SUPPLIED MATERIAL:
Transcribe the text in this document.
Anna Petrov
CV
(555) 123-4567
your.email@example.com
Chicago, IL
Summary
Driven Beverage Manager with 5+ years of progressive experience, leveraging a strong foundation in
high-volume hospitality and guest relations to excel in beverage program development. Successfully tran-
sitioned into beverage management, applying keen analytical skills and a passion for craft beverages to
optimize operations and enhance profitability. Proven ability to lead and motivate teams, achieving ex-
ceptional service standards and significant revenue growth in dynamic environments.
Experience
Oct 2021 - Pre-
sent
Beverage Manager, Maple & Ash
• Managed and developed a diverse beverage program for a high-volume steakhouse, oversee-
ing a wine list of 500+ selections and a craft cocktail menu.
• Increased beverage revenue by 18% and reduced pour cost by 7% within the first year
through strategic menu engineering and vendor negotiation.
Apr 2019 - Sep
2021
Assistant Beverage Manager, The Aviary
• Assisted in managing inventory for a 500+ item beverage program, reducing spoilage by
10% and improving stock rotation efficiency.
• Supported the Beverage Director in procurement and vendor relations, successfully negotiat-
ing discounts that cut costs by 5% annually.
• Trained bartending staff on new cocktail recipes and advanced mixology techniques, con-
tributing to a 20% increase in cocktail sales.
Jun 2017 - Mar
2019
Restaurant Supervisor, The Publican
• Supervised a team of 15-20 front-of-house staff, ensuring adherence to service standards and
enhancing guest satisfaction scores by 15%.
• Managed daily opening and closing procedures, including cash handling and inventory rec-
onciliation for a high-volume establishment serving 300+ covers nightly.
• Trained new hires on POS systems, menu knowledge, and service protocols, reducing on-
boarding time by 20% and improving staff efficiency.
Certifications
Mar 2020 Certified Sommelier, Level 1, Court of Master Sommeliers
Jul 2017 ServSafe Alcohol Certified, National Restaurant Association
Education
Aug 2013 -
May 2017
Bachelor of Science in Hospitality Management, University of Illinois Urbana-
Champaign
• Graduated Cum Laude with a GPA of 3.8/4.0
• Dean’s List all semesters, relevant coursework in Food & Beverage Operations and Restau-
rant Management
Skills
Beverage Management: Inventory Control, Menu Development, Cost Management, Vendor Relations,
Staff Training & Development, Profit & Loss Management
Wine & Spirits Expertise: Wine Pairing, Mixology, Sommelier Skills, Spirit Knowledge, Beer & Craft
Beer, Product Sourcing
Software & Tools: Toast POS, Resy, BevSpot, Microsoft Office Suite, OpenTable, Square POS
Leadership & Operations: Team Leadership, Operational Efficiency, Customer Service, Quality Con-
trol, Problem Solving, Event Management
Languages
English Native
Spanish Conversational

WHAT YOU WILL DO:
Read the data above and count the lines that include "Managed". Answer only with the count.

RESULT FOR THIS TASK:
2